• **Stated problem**
Find each line containing the string "transmitter". Copy it.

• **Dataset excerpts**
--------------------------------------------------

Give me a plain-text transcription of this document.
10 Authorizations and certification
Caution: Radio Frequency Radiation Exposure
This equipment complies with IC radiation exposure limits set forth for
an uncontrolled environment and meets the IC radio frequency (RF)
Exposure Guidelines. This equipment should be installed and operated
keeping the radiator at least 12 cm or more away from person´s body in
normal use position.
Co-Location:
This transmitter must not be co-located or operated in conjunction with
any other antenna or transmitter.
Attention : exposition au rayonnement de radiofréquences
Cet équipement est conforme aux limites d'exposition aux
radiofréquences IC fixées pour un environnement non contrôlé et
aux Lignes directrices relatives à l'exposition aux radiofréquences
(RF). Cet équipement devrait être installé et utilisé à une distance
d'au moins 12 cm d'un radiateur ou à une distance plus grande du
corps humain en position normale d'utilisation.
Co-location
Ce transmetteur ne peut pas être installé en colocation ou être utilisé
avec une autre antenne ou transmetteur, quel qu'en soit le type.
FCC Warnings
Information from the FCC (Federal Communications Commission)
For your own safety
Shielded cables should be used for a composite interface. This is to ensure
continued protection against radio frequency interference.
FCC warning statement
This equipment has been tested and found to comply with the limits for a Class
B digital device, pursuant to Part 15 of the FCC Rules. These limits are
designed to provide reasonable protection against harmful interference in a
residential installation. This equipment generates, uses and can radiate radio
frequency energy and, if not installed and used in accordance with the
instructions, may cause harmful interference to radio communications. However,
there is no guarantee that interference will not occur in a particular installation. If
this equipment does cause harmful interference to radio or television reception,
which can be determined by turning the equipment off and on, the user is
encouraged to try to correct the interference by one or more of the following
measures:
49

--------------------------------------------------

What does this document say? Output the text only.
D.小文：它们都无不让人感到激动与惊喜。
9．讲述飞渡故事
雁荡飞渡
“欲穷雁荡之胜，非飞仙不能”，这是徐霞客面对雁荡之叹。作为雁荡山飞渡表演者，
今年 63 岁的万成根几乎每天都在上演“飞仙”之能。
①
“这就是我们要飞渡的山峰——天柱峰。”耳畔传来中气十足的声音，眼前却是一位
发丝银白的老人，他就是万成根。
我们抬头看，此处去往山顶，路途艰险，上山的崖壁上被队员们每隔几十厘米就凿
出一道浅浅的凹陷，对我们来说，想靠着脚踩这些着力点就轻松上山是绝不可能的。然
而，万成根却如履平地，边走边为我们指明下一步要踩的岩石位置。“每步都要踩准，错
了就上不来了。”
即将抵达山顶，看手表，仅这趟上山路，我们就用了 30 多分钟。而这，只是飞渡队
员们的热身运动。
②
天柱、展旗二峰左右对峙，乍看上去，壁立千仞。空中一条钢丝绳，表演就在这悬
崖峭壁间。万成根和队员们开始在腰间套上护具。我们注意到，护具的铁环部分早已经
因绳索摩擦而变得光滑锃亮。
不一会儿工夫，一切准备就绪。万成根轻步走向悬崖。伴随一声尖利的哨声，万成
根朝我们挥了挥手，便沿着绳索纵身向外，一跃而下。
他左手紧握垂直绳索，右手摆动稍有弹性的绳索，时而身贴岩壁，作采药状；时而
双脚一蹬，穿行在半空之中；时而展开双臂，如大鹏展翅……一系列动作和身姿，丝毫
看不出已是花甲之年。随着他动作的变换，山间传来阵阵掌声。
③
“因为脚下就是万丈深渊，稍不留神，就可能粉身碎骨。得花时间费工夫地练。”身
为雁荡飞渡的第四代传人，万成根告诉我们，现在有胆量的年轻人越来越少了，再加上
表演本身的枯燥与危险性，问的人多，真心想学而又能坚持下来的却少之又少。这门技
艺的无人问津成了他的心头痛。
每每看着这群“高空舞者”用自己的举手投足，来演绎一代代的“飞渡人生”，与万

--------------------------------------------------

• **Worked answer**
This transmitter must not be co-located or operated in conjunction with
any other antenna or transmitter.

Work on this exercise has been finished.